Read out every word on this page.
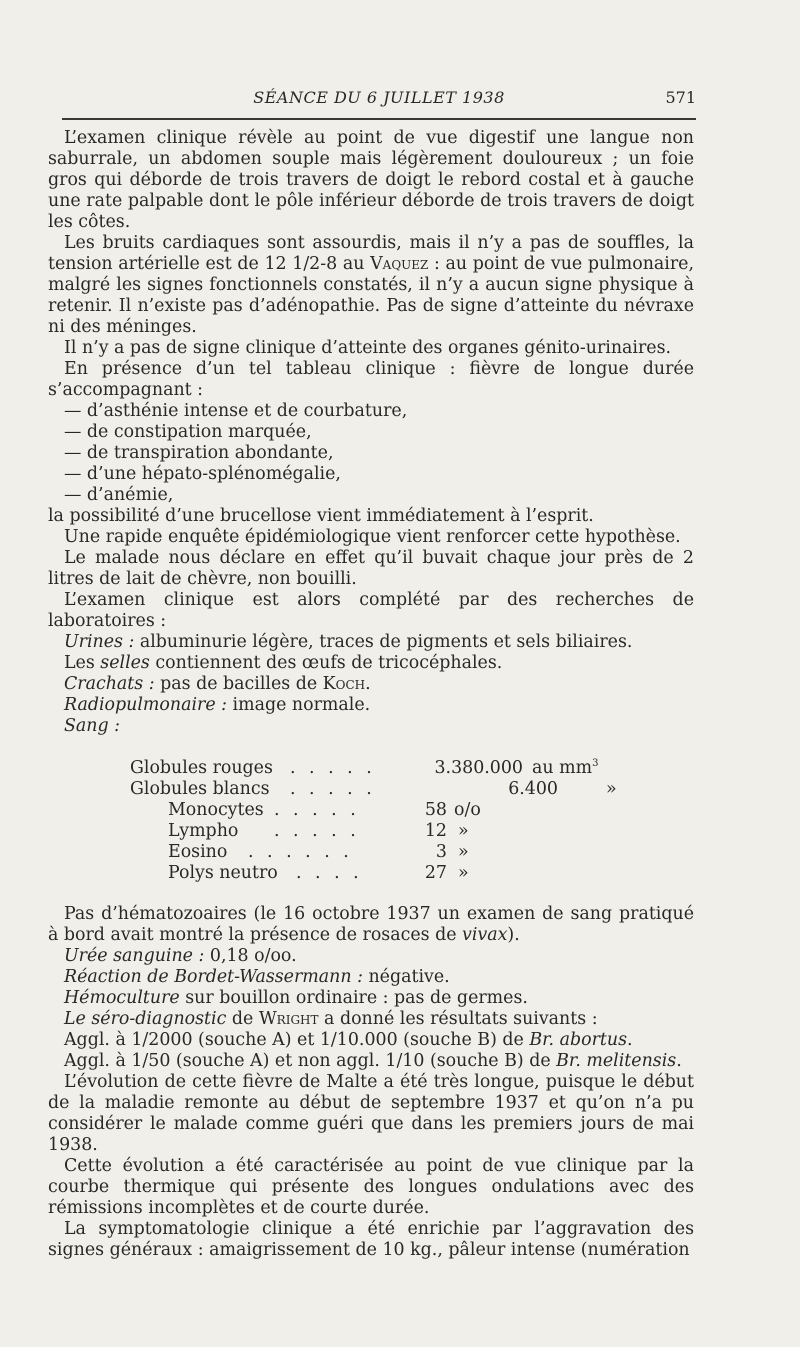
SÉANCE DU 6 JUILLET 1938	571

L’examen clinique révèle au point de vue digestif une langue non saburrale, un abdomen souple mais légèrement douloureux ; un foie gros qui déborde de trois travers de doigt le rebord costal et à gauche une rate palpable dont le pôle inférieur déborde de trois travers de doigt les côtes.

Les bruits cardiaques sont assourdis, mais il n’y a pas de souffles, la tension artérielle est de 12 1/2-8 au Vaquez : au point de vue pulmonaire, malgré les signes fonctionnels constatés, il n’y a aucun signe physique à retenir. Il n’existe pas d’adénopathie. Pas de signe d’atteinte du névraxe ni des méninges.

Il n’y a pas de signe clinique d’atteinte des organes génito-urinaires.

En présence d’un tel tableau clinique : fièvre de longue durée s’accompagnant :

— d’asthénie intense et de courbature,
— de constipation marquée,
— de transpiration abondante,
— d’une hépato-splénomégalie,
— d’anémie,

la possibilité d’une brucellose vient immédiatement à l’esprit.

Une rapide enquête épidémiologique vient renforcer cette hypothèse.

Le malade nous déclare en effet qu’il buvait chaque jour près de 2 litres de lait de chèvre, non bouilli.

L’examen clinique est alors complété par des recherches de laboratoires :

Urines : albuminurie légère, traces de pigments et sels biliaires.
Les selles contiennent des œufs de tricocéphales.
Crachats : pas de bacilles de Koch.
Radiopulmonaire : image normale.
Sang :
Globules rouges . . . . .	3.380.000 au $mm^3$
Globules blancs . . . . .	6.400	»
Monocytes . . . . .	58 o/o
Lympho . . . . .	12 »
Eosino . . . . . .	3 »
Polys neutro . . . .	27 »

Pas d’hématozoaires (le 16 octobre 1937 un examen de sang pratiqué à bord avait montré la présence de rosaces de vivax).

Urée sanguine : 0,18 o/oo.
Réaction de Bordet-Wassermann : négative.
Hémoculture sur bouillon ordinaire : pas de germes.
Le séro-diagnostic de Wright a donné les résultats suivants :

Aggl. à 1/2000 (souche A) et 1/10.000 (souche B) de Br. abortus.

Aggl. à 1/50 (souche A) et non aggl. 1/10 (souche B) de Br. melitensis.

L’évolution de cette fièvre de Malte a été très longue, puisque le début de la maladie remonte au début de septembre 1937 et qu’on n’a pu considérer le malade comme guéri que dans les premiers jours de mai 1938.

Cette évolution a été caractérisée au point de vue clinique par la courbe thermique qui présente des longues ondulations avec des rémissions incomplètes et de courte durée.

La symptomatologie clinique a été enrichie par l’aggravation des signes généraux : amaigrissement de 10 kg., pâleur intense (numération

------------

#### Exercise instructions:
Reproduce each line exactly as it appears, omitting the pictures.

#### Response to the task:
Read out every word on this page.
SÉANCE DU 6 JUILLET 1938	571

L’examen clinique révèle au point de vue digestif une langue non saburrale, un abdomen souple mais légèrement douloureux ; un foie gros qui déborde de trois travers de doigt le rebord costal et à gauche une rate palpable dont le pôle inférieur déborde de trois travers de doigt les côtes.

Les bruits cardiaques sont assourdis, mais il n’y a pas de souffles, la tension artérielle est de 12 1/2-8 au Vaquez : au point de vue pulmonaire, malgré les signes fonctionnels constatés, il n’y a aucun signe physique à retenir. Il n’existe pas d’adénopathie. Pas de signe d’atteinte du névraxe ni des méninges.

Il n’y a pas de signe clinique d’atteinte des organes génito-urinaires.

En présence d’un tel tableau clinique : fièvre de longue durée s’accompagnant :

— d’asthénie intense et de courbature,
— de constipation marquée,
— de transpiration abondante,
— d’une hépato-splénomégalie,
— d’anémie,

la possibilité d’une brucellose vient immédiatement à l’esprit.

Une rapide enquête épidémiologique vient renforcer cette hypothèse.

Le malade nous déclare en effet qu’il buvait chaque jour près de 2 litres de lait de chèvre, non bouilli.

L’examen clinique est alors complété par des recherches de laboratoires :

Urines : albuminurie légère, traces de pigments et sels biliaires.
Les selles contiennent des œufs de tricocéphales.
Crachats : pas de bacilles de Koch.
Radiopulmonaire : image normale.
Sang :
Globules rouges . . . . .	3.380.000 au $mm^3$
Globules blancs . . . . .	6.400	»
Monocytes . . . . .	58 o/o
Lympho . . . . .	12 »
Eosino . . . . . .	3 »
Polys neutro . . . .	27 »

Pas d’hématozoaires (le 16 octobre 1937 un examen de sang pratiqué à bord avait montré la présence de rosaces de vivax).

Urée sanguine : 0,18 o/oo.
Réaction de Bordet-Wassermann : négative.
Hémoculture sur bouillon ordinaire : pas de germes.
Le séro-diagnostic de Wright a donné les résultats suivants :

Aggl. à 1/2000 (souche A) et 1/10.000 (souche B) de Br. abortus.

Aggl. à 1/50 (souche A) et non aggl. 1/10 (souche B) de Br. melitensis.

L’évolution de cette fièvre de Malte a été très longue, puisque le début de la maladie remonte au début de septembre 1937 et qu’on n’a pu considérer le malade comme guéri que dans les premiers jours de mai 1938.

Cette évolution a été caractérisée au point de vue clinique par la courbe thermique qui présente des longues ondulations avec des rémissions incomplètes et de courte durée.

La symptomatologie clinique a été enrichie par l’aggravation des signes généraux : amaigrissement de 10 kg., pâleur intense (numération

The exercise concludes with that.